> [PROVIDED DATA]
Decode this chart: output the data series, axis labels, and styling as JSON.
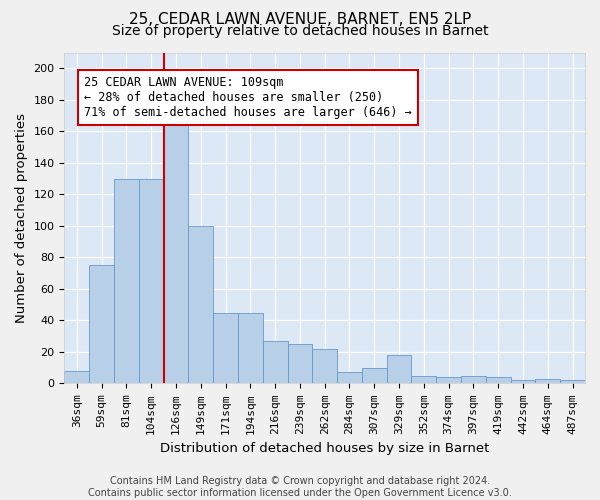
{
  "title_line1": "25, CEDAR LAWN AVENUE, BARNET, EN5 2LP",
  "title_line2": "Size of property relative to detached houses in Barnet",
  "xlabel": "Distribution of detached houses by size in Barnet",
  "ylabel": "Number of detached properties",
  "footer_line1": "Contains HM Land Registry data © Crown copyright and database right 2024.",
  "footer_line2": "Contains public sector information licensed under the Open Government Licence v3.0.",
  "bar_labels": [
    "36sqm",
    "59sqm",
    "81sqm",
    "104sqm",
    "126sqm",
    "149sqm",
    "171sqm",
    "194sqm",
    "216sqm",
    "239sqm",
    "262sqm",
    "284sqm",
    "307sqm",
    "329sqm",
    "352sqm",
    "374sqm",
    "397sqm",
    "419sqm",
    "442sqm",
    "464sqm",
    "487sqm"
  ],
  "bar_values": [
    8,
    75,
    130,
    130,
    165,
    100,
    45,
    45,
    27,
    25,
    22,
    7,
    10,
    18,
    5,
    4,
    5,
    4,
    2,
    3,
    2
  ],
  "bar_color": "#b8cfe8",
  "bar_edge_color": "#6699cc",
  "vline_x": 3.5,
  "vline_color": "#cc0000",
  "annotation_text": "25 CEDAR LAWN AVENUE: 109sqm\n← 28% of detached houses are smaller (250)\n71% of semi-detached houses are larger (646) →",
  "annotation_box_color": "#ffffff",
  "annotation_box_edge": "#cc0000",
  "ylim": [
    0,
    210
  ],
  "yticks": [
    0,
    20,
    40,
    60,
    80,
    100,
    120,
    140,
    160,
    180,
    200
  ],
  "background_color": "#dce8f5",
  "fig_background": "#f0f0f0",
  "title_fontsize": 11,
  "subtitle_fontsize": 10,
  "axis_label_fontsize": 9.5,
  "tick_fontsize": 8,
  "annotation_fontsize": 8.5
}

> [EXERCISE REQUIREMENTS]
Gather each line holding the string "detached".

> [RESPONSE FOR THIS EXERCISE]
  "title_line2": "Size of property relative to detached houses in Barnet",
  "xlabel": "Distribution of detached houses by size in Barnet",
  "ylabel": "Number of detached properties",
  "annotation_text": "25 CEDAR LAWN AVENUE: 109sqm\n← 28% of detached houses are smaller (250)\n71% of semi-detached houses are larger (646) →",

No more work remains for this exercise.